### [Information shown]

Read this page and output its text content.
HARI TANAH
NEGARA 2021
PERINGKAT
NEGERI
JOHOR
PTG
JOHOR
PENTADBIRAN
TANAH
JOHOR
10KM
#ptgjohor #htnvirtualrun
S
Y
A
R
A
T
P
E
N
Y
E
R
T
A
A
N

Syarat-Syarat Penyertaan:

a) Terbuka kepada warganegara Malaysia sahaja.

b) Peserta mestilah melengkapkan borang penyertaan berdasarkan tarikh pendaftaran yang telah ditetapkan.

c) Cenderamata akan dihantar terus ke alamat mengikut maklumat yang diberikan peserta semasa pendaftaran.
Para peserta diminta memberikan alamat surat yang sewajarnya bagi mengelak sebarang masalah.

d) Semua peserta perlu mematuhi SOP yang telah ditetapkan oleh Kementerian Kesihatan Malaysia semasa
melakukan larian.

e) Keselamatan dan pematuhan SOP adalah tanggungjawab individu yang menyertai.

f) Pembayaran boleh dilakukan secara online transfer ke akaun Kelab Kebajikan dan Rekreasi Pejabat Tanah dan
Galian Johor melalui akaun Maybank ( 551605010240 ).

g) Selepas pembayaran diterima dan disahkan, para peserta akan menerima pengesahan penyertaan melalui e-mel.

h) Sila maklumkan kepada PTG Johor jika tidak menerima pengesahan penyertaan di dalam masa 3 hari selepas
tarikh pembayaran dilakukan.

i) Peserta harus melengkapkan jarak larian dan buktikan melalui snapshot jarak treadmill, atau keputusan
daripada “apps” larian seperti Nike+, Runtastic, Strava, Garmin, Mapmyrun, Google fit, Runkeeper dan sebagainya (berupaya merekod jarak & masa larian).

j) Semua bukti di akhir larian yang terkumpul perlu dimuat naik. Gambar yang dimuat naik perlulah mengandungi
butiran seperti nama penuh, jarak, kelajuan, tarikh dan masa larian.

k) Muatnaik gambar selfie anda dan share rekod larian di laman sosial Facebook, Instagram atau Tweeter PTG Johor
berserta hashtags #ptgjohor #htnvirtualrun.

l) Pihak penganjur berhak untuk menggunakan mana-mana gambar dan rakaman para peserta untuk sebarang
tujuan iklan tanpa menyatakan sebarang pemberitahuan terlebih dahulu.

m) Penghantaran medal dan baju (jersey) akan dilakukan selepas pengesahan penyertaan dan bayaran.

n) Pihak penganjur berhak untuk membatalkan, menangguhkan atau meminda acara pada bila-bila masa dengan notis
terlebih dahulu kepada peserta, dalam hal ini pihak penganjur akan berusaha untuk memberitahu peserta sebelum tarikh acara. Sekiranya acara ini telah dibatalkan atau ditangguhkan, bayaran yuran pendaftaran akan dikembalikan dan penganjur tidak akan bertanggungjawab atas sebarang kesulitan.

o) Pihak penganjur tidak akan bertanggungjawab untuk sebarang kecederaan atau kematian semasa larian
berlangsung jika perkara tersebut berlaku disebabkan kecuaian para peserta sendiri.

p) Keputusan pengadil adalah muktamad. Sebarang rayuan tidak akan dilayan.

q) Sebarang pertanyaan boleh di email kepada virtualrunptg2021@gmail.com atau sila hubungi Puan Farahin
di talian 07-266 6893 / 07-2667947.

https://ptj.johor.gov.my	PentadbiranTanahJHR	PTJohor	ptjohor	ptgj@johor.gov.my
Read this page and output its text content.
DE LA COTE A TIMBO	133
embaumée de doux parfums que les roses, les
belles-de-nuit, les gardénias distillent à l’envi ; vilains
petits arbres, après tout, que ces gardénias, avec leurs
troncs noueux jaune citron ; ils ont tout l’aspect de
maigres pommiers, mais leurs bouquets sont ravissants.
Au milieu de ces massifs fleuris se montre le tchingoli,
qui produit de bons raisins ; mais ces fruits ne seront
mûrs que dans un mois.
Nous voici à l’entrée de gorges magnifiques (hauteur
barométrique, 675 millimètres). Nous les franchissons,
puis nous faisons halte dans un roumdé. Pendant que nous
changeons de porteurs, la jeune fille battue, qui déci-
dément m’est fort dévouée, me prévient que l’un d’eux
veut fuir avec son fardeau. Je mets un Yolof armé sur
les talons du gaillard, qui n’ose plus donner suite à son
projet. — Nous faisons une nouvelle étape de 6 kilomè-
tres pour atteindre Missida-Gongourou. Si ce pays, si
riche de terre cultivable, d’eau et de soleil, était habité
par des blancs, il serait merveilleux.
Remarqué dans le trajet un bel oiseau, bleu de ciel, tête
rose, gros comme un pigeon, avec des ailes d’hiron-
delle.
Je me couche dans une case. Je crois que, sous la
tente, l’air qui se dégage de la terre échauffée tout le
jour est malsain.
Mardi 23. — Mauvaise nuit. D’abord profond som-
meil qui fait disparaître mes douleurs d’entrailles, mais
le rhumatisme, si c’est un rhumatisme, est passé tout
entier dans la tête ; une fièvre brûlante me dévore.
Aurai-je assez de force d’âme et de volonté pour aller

### [Exercise goal]
Collect the lines of the data that carry the word "pengesahan".

### [Problem solution]
g) Selepas pembayaran diterima dan disahkan, para peserta akan menerima pengesahan penyertaan melalui e-mel.
h) Sila maklumkan kepada PTG Johor jika tidak menerima pengesahan penyertaan di dalam masa 3 hari selepas
m) Penghantaran medal dan baju (jersey) akan dilakukan selepas pengesahan penyertaan dan bayaran.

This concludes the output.